* start *

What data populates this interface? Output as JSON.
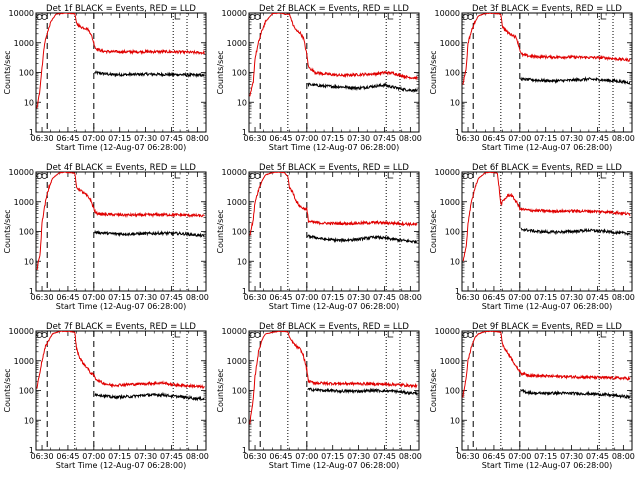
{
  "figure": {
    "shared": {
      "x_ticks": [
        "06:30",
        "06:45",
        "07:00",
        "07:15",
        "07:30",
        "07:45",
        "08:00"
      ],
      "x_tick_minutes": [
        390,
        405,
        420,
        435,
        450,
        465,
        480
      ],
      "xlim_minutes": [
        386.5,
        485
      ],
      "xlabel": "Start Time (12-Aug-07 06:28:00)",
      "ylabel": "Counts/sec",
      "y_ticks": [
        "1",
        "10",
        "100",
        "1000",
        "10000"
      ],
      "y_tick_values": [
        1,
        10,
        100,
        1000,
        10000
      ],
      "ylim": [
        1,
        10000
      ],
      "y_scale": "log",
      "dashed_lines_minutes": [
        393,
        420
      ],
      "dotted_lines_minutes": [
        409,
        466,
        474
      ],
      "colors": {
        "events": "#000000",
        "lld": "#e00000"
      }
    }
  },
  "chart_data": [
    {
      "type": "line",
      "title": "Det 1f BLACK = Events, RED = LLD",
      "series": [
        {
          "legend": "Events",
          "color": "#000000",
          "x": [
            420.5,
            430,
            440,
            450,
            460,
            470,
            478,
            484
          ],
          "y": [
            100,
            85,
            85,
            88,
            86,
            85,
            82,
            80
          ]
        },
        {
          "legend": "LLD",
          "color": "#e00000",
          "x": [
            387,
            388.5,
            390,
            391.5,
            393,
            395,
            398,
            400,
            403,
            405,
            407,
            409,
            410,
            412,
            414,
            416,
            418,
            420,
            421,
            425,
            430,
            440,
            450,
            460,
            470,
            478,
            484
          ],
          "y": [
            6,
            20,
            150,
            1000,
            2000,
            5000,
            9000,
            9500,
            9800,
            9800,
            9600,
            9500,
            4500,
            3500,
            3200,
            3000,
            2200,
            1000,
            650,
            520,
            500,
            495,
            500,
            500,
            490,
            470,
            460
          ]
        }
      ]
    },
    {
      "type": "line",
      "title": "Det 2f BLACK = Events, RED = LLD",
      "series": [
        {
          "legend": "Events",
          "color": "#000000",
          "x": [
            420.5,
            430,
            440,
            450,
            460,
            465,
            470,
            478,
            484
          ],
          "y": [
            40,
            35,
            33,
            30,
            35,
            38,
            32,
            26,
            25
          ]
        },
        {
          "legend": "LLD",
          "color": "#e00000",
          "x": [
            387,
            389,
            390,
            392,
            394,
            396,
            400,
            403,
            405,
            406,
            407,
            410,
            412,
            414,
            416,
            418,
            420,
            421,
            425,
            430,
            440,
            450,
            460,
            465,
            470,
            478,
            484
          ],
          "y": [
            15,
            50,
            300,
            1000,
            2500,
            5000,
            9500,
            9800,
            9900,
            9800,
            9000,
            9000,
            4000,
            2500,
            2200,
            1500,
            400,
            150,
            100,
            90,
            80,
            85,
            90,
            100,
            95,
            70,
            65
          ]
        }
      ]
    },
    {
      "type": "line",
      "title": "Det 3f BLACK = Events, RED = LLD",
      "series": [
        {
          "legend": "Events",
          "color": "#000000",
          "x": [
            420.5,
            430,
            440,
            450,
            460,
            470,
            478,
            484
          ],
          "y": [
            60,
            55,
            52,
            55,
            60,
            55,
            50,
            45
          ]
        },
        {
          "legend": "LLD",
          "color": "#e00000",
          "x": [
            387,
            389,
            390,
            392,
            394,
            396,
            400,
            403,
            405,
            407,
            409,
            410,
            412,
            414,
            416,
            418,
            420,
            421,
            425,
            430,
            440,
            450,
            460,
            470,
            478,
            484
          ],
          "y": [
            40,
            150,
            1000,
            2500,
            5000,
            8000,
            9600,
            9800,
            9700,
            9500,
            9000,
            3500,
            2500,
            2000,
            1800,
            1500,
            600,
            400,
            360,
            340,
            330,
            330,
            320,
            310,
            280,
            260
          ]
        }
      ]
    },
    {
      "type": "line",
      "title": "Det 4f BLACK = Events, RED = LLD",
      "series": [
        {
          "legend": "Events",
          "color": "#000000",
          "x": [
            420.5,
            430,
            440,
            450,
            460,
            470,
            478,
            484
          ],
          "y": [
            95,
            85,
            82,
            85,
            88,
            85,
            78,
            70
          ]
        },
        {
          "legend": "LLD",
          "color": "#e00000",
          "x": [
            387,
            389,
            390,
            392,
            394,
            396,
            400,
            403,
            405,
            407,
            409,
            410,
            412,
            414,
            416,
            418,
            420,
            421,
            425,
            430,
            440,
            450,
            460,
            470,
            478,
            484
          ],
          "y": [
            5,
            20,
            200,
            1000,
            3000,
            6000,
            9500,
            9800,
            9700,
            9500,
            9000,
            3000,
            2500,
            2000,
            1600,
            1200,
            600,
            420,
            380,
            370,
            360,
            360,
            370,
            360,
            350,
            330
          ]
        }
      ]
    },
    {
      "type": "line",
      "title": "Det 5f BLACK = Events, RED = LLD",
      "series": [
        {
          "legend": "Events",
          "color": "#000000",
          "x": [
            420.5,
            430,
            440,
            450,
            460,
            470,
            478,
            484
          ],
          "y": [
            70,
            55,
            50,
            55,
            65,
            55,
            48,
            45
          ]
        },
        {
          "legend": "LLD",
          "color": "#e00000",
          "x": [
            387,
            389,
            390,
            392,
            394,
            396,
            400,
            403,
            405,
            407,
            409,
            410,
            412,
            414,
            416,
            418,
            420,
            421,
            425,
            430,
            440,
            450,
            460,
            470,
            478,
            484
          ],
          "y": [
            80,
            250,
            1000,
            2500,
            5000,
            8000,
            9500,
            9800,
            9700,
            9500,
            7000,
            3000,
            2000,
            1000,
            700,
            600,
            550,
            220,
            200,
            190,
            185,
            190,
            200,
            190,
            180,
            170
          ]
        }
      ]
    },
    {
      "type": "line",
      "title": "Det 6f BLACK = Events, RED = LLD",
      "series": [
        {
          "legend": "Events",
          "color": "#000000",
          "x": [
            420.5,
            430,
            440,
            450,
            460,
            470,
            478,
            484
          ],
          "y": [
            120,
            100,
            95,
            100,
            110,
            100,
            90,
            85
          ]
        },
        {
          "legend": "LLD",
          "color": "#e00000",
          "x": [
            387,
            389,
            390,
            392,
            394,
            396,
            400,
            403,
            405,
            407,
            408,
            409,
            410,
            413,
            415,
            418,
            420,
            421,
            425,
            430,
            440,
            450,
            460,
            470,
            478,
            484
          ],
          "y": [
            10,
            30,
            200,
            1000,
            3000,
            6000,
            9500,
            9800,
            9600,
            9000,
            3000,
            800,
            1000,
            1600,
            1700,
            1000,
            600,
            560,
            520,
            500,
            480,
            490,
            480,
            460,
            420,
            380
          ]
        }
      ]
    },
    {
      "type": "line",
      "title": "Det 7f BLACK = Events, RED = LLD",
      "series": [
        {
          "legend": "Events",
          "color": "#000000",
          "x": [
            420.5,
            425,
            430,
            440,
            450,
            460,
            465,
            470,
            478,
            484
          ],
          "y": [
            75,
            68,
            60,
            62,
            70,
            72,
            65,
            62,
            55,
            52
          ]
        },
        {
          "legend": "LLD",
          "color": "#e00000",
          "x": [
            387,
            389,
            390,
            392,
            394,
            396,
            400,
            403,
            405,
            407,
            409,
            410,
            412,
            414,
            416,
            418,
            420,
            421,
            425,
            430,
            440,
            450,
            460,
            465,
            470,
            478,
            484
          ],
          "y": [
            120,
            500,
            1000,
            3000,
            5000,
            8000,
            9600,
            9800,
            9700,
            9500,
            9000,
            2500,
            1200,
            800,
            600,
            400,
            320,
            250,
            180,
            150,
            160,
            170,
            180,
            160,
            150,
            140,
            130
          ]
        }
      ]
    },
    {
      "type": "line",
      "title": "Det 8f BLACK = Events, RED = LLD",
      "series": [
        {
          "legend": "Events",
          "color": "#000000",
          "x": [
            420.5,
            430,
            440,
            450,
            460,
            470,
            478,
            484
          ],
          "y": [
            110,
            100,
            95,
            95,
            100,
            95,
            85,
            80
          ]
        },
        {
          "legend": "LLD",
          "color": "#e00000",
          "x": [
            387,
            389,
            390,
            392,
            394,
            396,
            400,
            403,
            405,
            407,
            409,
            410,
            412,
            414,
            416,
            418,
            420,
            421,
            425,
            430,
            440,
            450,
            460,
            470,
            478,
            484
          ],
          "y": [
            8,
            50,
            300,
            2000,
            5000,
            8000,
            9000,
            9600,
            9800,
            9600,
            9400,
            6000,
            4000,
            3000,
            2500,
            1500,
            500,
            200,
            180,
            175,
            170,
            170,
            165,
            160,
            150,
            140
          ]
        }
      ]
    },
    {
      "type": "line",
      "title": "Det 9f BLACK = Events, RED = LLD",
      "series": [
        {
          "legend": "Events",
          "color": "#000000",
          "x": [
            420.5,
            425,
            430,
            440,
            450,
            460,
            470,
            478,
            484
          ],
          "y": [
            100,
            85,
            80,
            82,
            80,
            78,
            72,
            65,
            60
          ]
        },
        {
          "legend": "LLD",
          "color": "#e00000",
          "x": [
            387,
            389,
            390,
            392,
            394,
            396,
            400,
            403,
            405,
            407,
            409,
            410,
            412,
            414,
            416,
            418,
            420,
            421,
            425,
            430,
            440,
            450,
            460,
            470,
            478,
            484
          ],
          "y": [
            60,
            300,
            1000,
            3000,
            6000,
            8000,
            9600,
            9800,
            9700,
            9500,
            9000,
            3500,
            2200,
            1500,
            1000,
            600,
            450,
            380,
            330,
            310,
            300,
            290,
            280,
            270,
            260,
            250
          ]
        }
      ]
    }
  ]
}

* end *

JOB -
Show each line of the listing that holds the string "BLACK".

REPLY TO THE EXERCISE -
      "title": "Det 1f BLACK = Events, RED = LLD",
      "title": "Det 2f BLACK = Events, RED = LLD",
      "title": "Det 3f BLACK = Events, RED = LLD",
      "title": "Det 4f BLACK = Events, RED = LLD",
      "title": "Det 5f BLACK = Events, RED = LLD",
      "title": "Det 6f BLACK = Events, RED = LLD",
      "title": "Det 7f BLACK = Events, RED = LLD",
      "title": "Det 8f BLACK = Events, RED = LLD",
      "title": "Det 9f BLACK = Events, RED = LLD",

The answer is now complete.